#### Problem to solve:
Reproduce this listing in full.

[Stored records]
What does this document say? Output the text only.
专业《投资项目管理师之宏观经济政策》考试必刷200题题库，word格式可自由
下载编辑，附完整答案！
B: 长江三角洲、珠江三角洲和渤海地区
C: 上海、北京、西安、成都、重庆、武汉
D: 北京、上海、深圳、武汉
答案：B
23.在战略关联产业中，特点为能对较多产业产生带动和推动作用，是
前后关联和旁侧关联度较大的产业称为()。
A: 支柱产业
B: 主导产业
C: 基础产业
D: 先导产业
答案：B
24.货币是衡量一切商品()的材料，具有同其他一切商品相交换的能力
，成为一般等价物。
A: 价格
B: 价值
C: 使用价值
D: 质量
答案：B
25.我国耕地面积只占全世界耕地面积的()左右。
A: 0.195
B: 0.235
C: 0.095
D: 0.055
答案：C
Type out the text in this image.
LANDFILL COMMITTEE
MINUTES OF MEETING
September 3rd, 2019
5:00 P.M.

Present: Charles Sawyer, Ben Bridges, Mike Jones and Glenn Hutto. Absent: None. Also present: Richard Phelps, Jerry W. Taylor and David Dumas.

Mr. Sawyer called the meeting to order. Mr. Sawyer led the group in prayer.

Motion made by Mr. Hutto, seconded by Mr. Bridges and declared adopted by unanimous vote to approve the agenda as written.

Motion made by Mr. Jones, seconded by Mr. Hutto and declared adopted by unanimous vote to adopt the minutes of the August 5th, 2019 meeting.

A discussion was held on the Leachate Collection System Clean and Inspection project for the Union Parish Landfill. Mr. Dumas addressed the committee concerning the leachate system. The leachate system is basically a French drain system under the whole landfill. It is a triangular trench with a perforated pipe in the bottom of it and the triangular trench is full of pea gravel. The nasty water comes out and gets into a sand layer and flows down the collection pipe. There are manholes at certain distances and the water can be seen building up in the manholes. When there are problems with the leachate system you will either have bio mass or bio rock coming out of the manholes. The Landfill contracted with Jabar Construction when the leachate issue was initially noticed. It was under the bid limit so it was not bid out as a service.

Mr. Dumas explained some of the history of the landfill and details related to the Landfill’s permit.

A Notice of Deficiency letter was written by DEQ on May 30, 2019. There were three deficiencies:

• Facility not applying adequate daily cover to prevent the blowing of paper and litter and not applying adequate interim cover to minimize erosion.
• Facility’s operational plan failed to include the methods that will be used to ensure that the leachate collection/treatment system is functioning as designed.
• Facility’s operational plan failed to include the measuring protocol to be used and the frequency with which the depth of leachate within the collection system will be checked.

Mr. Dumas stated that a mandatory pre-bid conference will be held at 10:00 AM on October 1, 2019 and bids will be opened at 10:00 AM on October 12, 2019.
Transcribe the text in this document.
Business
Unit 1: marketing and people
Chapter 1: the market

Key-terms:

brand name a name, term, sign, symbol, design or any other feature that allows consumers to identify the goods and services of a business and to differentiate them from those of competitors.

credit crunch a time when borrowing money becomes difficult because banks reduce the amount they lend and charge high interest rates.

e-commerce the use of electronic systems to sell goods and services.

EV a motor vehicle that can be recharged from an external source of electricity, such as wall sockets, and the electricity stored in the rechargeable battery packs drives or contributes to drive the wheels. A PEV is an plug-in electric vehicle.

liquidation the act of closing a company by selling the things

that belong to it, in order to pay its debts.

#### Output of the task:
What does this document say? Output the text only.
专业《投资项目管理师之宏观经济政策》考试必刷200题题库，word格式可自由
下载编辑，附完整答案！
B: 长江三角洲、珠江三角洲和渤海地区
C: 上海、北京、西安、成都、重庆、武汉
D: 北京、上海、深圳、武汉
答案：B
23.在战略关联产业中，特点为能对较多产业产生带动和推动作用，是
前后关联和旁侧关联度较大的产业称为()。
A: 支柱产业
B: 主导产业
C: 基础产业
D: 先导产业
答案：B
24.货币是衡量一切商品()的材料，具有同其他一切商品相交换的能力
，成为一般等价物。
A: 价格
B: 价值
C: 使用价值
D: 质量
答案：B
25.我国耕地面积只占全世界耕地面积的()左右。
A: 0.195
B: 0.235
C: 0.095
D: 0.055
答案：C
Type out the text in this image.
LANDFILL COMMITTEE
MINUTES OF MEETING
September 3rd, 2019
5:00 P.M.

Present: Charles Sawyer, Ben Bridges, Mike Jones and Glenn Hutto. Absent: None. Also present: Richard Phelps, Jerry W. Taylor and David Dumas.

Mr. Sawyer called the meeting to order. Mr. Sawyer led the group in prayer.

Motion made by Mr. Hutto, seconded by Mr. Bridges and declared adopted by unanimous vote to approve the agenda as written.

Motion made by Mr. Jones, seconded by Mr. Hutto and declared adopted by unanimous vote to adopt the minutes of the August 5th, 2019 meeting.

A discussion was held on the Leachate Collection System Clean and Inspection project for the Union Parish Landfill. Mr. Dumas addressed the committee concerning the leachate system. The leachate system is basically a French drain system under the whole landfill. It is a triangular trench with a perforated pipe in the bottom of it and the triangular trench is full of pea gravel. The nasty water comes out and gets into a sand layer and flows down the collection pipe. There are manholes at certain distances and the water can be seen building up in the manholes. When there are problems with the leachate system you will either have bio mass or bio rock coming out of the manholes. The Landfill contracted with Jabar Construction when the leachate issue was initially noticed. It was under the bid limit so it was not bid out as a service.

Mr. Dumas explained some of the history of the landfill and details related to the Landfill’s permit.

A Notice of Deficiency letter was written by DEQ on May 30, 2019. There were three deficiencies:

• Facility not applying adequate daily cover to prevent the blowing of paper and litter and not applying adequate interim cover to minimize erosion.
• Facility’s operational plan failed to include the methods that will be used to ensure that the leachate collection/treatment system is functioning as designed.
• Facility’s operational plan failed to include the measuring protocol to be used and the frequency with which the depth of leachate within the collection system will be checked.

Mr. Dumas stated that a mandatory pre-bid conference will be held at 10:00 AM on October 1, 2019 and bids will be opened at 10:00 AM on October 12, 2019.
Transcribe the text in this document.
Business
Unit 1: marketing and people
Chapter 1: the market

Key-terms:

brand name a name, term, sign, symbol, design or any other feature that allows consumers to identify the goods and services of a business and to differentiate them from those of competitors.

credit crunch a time when borrowing money becomes difficult because banks reduce the amount they lend and charge high interest rates.

e-commerce the use of electronic systems to sell goods and services.

EV a motor vehicle that can be recharged from an external source of electricity, such as wall sockets, and the electricity stored in the rechargeable battery packs drives or contributes to drive the wheels. A PEV is an plug-in electric vehicle.

liquidation the act of closing a company by selling the things

that belong to it, in order to pay its debts.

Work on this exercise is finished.